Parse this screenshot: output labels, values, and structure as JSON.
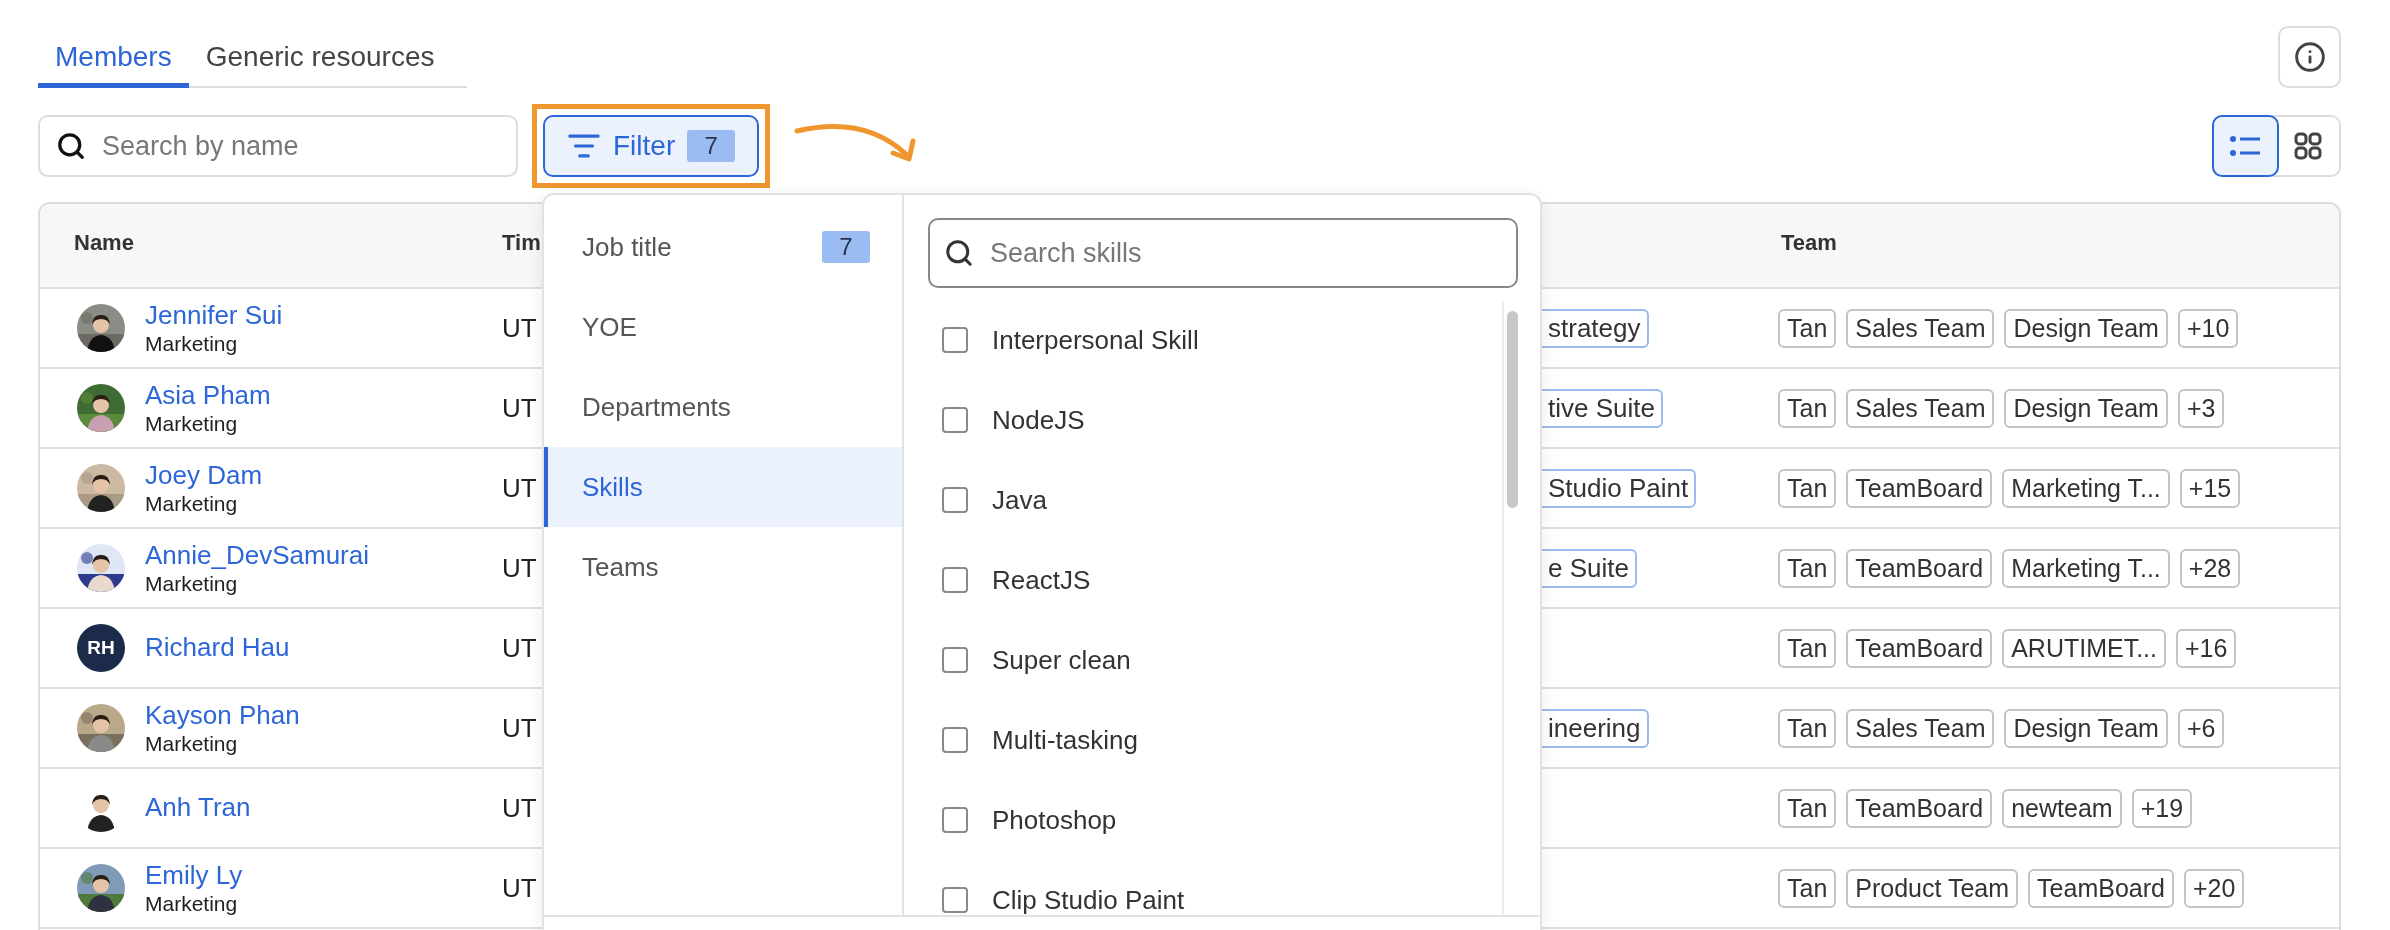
{
  "tabs": [
    {
      "label": "Members",
      "selected": true
    },
    {
      "label": "Generic resources",
      "selected": false
    }
  ],
  "search": {
    "placeholder": "Search by name"
  },
  "filter_button": {
    "label": "Filter",
    "count": "7",
    "highlighted": true
  },
  "view_toggle": [
    {
      "kind": "list",
      "selected": true
    },
    {
      "kind": "grid",
      "selected": false
    }
  ],
  "table": {
    "columns": [
      {
        "kind": "name",
        "label": "Name"
      },
      {
        "kind": "time",
        "label": "Tim"
      },
      {
        "kind": "team",
        "label": "Team"
      }
    ],
    "rows": [
      {
        "name": "Jennifer Sui",
        "department": "Marketing",
        "avatar": {
          "kind": "picture"
        },
        "time": "UT",
        "column_3": "strategy",
        "teams": [
          "Tan",
          "Sales Team",
          "Design Team",
          "+10"
        ]
      },
      {
        "name": "Asia Pham",
        "department": "Marketing",
        "avatar": {
          "kind": "picture"
        },
        "time": "UT",
        "column_3": "tive Suite",
        "teams": [
          "Tan",
          "Sales Team",
          "Design Team",
          "+3"
        ]
      },
      {
        "name": "Joey Dam",
        "department": "Marketing",
        "avatar": {
          "kind": "picture"
        },
        "time": "UT",
        "column_3": "Studio Paint",
        "teams": [
          "Tan",
          "TeamBoard",
          "Marketing T...",
          "+15"
        ]
      },
      {
        "name": "Annie_DevSamurai",
        "department": "Marketing",
        "avatar": {
          "kind": "picture"
        },
        "time": "UT",
        "column_3": "e Suite",
        "teams": [
          "Tan",
          "TeamBoard",
          "Marketing T...",
          "+28"
        ]
      },
      {
        "name": "Richard Hau",
        "avatar": {
          "kind": "initials",
          "text": "RH"
        },
        "time": "UT",
        "teams": [
          "Tan",
          "TeamBoard",
          "ARUTIMET...",
          "+16"
        ]
      },
      {
        "name": "Kayson Phan",
        "department": "Marketing",
        "avatar": {
          "kind": "picture"
        },
        "time": "UT",
        "column_3": "ineering",
        "teams": [
          "Tan",
          "Sales Team",
          "Design Team",
          "+6"
        ]
      },
      {
        "name": "Anh Tran",
        "avatar": {
          "kind": "picture"
        },
        "time": "UT",
        "teams": [
          "Tan",
          "TeamBoard",
          "newteam",
          "+19"
        ]
      },
      {
        "name": "Emily Ly",
        "department": "Marketing",
        "avatar": {
          "kind": "picture"
        },
        "time": "UT",
        "teams": [
          "Tan",
          "Product Team",
          "TeamBoard",
          "+20"
        ]
      }
    ]
  },
  "filter_menu": {
    "categories": [
      {
        "label": "Job title",
        "count": "7",
        "selected": false
      },
      {
        "label": "YOE",
        "selected": false
      },
      {
        "label": "Departments",
        "selected": false
      },
      {
        "label": "Skills",
        "selected": true
      },
      {
        "label": "Teams",
        "selected": false
      }
    ],
    "search": {
      "placeholder": "Search skills"
    },
    "options": [
      {
        "label": "Interpersonal Skill",
        "checked": false
      },
      {
        "label": "NodeJS",
        "checked": false
      },
      {
        "label": "Java",
        "checked": false
      },
      {
        "label": "ReactJS",
        "checked": false
      },
      {
        "label": "Super clean",
        "checked": false
      },
      {
        "label": "Multi-tasking",
        "checked": false
      },
      {
        "label": "Photoshop",
        "checked": false
      },
      {
        "label": "Clip Studio Paint",
        "checked": false
      }
    ]
  }
}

=-=-=-=-=

(YOUR TASK):
All of the data needs repeating exactly, but the pictures do not.

(ANSWER FOR THE TASK):
Parse this screenshot: output labels, values, and structure as JSON.
{
  "tabs": [
    {
      "label": "Members",
      "selected": true
    },
    {
      "label": "Generic resources",
      "selected": false
    }
  ],
  "search": {
    "placeholder": "Search by name"
  },
  "filter_button": {
    "label": "Filter",
    "count": "7",
    "highlighted": true
  },
  "view_toggle": [
    {
      "kind": "list",
      "selected": true
    },
    {
      "kind": "grid",
      "selected": false
    }
  ],
  "table": {
    "columns": [
      {
        "kind": "name",
        "label": "Name"
      },
      {
        "kind": "time",
        "label": "Tim"
      },
      {
        "kind": "team",
        "label": "Team"
      }
    ],
    "rows": [
      {
        "name": "Jennifer Sui",
        "department": "Marketing",
        "avatar": {
          "kind": "picture"
        },
        "time": "UT",
        "column_3": "strategy",
        "teams": [
          "Tan",
          "Sales Team",
          "Design Team",
          "+10"
        ]
      },
      {
        "name": "Asia Pham",
        "department": "Marketing",
        "avatar": {
          "kind": "picture"
        },
        "time": "UT",
        "column_3": "tive Suite",
        "teams": [
          "Tan",
          "Sales Team",
          "Design Team",
          "+3"
        ]
      },
      {
        "name": "Joey Dam",
        "department": "Marketing",
        "avatar": {
          "kind": "picture"
        },
        "time": "UT",
        "column_3": "Studio Paint",
        "teams": [
          "Tan",
          "TeamBoard",
          "Marketing T...",
          "+15"
        ]
      },
      {
        "name": "Annie_DevSamurai",
        "department": "Marketing",
        "avatar": {
          "kind": "picture"
        },
        "time": "UT",
        "column_3": "e Suite",
        "teams": [
          "Tan",
          "TeamBoard",
          "Marketing T...",
          "+28"
        ]
      },
      {
        "name": "Richard Hau",
        "avatar": {
          "kind": "initials",
          "text": "RH"
        },
        "time": "UT",
        "teams": [
          "Tan",
          "TeamBoard",
          "ARUTIMET...",
          "+16"
        ]
      },
      {
        "name": "Kayson Phan",
        "department": "Marketing",
        "avatar": {
          "kind": "picture"
        },
        "time": "UT",
        "column_3": "ineering",
        "teams": [
          "Tan",
          "Sales Team",
          "Design Team",
          "+6"
        ]
      },
      {
        "name": "Anh Tran",
        "avatar": {
          "kind": "picture"
        },
        "time": "UT",
        "teams": [
          "Tan",
          "TeamBoard",
          "newteam",
          "+19"
        ]
      },
      {
        "name": "Emily Ly",
        "department": "Marketing",
        "avatar": {
          "kind": "picture"
        },
        "time": "UT",
        "teams": [
          "Tan",
          "Product Team",
          "TeamBoard",
          "+20"
        ]
      }
    ]
  },
  "filter_menu": {
    "categories": [
      {
        "label": "Job title",
        "count": "7",
        "selected": false
      },
      {
        "label": "YOE",
        "selected": false
      },
      {
        "label": "Departments",
        "selected": false
      },
      {
        "label": "Skills",
        "selected": true
      },
      {
        "label": "Teams",
        "selected": false
      }
    ],
    "search": {
      "placeholder": "Search skills"
    },
    "options": [
      {
        "label": "Interpersonal Skill",
        "checked": false
      },
      {
        "label": "NodeJS",
        "checked": false
      },
      {
        "label": "Java",
        "checked": false
      },
      {
        "label": "ReactJS",
        "checked": false
      },
      {
        "label": "Super clean",
        "checked": false
      },
      {
        "label": "Multi-tasking",
        "checked": false
      },
      {
        "label": "Photoshop",
        "checked": false
      },
      {
        "label": "Clip Studio Paint",
        "checked": false
      }
    ]
  }
}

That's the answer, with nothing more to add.